(Entries from a dataset)
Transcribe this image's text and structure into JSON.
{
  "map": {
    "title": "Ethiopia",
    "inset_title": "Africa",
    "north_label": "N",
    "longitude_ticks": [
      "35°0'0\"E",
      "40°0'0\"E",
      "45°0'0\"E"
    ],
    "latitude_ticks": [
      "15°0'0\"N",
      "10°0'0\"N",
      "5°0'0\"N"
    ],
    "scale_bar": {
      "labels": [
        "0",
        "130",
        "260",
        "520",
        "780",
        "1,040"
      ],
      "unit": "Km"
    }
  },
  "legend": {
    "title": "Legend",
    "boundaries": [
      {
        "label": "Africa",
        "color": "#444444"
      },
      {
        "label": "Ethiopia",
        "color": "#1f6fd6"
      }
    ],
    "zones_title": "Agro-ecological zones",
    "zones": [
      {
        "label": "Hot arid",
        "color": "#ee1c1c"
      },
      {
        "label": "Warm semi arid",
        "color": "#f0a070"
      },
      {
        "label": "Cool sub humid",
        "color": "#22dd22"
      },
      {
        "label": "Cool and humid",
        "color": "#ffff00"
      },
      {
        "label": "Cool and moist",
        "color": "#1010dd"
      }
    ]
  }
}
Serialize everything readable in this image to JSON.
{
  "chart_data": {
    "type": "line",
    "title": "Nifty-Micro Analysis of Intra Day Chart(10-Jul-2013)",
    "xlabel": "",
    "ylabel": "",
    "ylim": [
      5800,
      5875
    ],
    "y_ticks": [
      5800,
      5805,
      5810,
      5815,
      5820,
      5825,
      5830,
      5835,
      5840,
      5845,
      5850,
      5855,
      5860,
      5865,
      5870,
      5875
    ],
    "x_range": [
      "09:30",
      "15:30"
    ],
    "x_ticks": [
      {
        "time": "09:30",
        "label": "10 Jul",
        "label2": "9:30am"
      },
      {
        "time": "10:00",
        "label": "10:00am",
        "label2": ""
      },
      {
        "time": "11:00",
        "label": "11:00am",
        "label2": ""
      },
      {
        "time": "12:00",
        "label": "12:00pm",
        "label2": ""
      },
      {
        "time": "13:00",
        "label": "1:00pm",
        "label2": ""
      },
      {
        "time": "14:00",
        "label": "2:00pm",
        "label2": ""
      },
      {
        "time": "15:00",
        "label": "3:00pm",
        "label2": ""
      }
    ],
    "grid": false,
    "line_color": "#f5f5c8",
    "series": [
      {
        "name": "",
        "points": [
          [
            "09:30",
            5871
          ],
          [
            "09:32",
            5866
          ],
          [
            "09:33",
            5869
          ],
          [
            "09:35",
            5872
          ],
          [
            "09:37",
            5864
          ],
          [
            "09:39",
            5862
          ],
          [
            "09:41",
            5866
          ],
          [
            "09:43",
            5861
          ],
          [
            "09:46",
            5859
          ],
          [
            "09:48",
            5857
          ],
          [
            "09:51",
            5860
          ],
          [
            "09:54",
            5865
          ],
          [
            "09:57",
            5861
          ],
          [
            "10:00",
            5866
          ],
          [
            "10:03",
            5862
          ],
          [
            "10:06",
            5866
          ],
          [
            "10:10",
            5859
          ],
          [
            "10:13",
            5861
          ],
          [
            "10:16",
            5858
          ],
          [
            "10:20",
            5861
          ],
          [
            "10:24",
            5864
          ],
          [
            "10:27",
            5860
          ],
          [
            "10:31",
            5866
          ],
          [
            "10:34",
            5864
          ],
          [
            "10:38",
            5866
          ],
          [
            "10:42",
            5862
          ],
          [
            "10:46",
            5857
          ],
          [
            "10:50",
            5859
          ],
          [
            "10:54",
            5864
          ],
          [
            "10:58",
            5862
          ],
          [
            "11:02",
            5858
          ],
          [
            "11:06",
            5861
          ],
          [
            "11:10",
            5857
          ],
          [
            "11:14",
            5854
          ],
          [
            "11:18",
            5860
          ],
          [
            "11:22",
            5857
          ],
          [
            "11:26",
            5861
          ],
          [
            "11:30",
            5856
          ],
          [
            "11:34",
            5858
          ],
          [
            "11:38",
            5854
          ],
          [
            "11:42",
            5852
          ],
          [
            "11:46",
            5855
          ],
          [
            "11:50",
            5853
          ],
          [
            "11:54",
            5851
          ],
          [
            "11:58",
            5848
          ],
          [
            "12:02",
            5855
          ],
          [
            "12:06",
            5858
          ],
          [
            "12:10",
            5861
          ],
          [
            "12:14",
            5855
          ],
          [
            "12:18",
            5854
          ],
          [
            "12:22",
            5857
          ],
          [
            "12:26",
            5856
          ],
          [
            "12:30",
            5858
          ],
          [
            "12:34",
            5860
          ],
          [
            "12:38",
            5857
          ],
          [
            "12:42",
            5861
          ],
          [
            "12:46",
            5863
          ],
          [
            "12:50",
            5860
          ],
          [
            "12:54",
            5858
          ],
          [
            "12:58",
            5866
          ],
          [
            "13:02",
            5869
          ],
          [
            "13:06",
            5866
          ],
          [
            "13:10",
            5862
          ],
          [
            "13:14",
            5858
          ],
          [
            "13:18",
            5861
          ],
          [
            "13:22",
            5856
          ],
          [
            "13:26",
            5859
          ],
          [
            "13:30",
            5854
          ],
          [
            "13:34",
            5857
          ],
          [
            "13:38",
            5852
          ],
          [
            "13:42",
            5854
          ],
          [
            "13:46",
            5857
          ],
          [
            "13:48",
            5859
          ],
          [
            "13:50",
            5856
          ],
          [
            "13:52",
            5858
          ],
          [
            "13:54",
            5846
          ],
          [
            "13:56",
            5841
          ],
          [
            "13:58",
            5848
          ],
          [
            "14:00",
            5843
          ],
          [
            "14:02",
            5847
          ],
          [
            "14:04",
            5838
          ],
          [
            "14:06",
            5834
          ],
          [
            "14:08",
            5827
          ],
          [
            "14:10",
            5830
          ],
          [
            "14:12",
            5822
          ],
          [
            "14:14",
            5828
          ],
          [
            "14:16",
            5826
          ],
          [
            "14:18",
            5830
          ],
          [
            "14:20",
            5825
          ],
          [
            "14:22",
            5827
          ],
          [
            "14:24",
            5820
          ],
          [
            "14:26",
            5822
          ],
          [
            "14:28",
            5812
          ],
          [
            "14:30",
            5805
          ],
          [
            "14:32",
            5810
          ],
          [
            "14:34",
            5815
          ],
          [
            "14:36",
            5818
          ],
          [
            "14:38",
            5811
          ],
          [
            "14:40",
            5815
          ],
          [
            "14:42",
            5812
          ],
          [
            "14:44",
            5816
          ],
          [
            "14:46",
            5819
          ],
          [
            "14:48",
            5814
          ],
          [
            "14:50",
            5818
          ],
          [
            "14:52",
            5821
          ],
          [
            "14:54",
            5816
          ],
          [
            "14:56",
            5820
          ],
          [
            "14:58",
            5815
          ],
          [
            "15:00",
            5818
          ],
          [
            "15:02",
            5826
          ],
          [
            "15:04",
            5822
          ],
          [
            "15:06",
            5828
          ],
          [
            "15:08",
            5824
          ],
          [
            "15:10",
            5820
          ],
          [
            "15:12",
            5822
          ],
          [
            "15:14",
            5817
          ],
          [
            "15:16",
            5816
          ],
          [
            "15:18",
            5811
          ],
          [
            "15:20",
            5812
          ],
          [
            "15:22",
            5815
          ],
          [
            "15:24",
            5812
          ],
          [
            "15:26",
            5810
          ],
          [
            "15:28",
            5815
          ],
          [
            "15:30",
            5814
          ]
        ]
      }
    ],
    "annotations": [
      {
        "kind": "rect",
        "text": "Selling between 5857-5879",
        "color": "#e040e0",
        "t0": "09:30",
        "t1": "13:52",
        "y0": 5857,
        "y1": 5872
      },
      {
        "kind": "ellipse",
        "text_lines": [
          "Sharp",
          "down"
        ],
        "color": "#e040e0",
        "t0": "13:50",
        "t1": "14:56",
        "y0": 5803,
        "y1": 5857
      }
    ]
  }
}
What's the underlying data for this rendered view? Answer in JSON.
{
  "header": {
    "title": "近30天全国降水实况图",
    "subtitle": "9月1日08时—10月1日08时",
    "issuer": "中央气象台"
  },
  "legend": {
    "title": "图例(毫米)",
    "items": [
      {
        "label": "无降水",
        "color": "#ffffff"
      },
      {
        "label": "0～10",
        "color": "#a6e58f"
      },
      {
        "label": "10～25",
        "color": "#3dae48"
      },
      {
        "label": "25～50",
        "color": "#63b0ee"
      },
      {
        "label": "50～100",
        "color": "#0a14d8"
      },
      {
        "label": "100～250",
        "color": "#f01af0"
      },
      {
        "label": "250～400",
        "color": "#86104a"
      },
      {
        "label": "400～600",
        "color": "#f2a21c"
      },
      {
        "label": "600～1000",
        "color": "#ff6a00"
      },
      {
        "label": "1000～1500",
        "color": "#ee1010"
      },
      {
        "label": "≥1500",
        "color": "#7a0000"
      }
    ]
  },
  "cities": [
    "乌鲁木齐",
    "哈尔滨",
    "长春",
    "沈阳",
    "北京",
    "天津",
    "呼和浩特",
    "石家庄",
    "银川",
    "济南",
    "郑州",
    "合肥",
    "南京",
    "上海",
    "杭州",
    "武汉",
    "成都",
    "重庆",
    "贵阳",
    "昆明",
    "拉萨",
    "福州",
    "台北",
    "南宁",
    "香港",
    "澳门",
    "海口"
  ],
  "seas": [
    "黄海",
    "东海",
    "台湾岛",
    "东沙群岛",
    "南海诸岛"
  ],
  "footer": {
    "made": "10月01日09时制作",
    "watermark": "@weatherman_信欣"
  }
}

[Short exercise]
In the listing, find each line with the string "zones" and copy it.

[Solution for this task]
    "zones_title": "Agro-ecological zones",
    "zones": [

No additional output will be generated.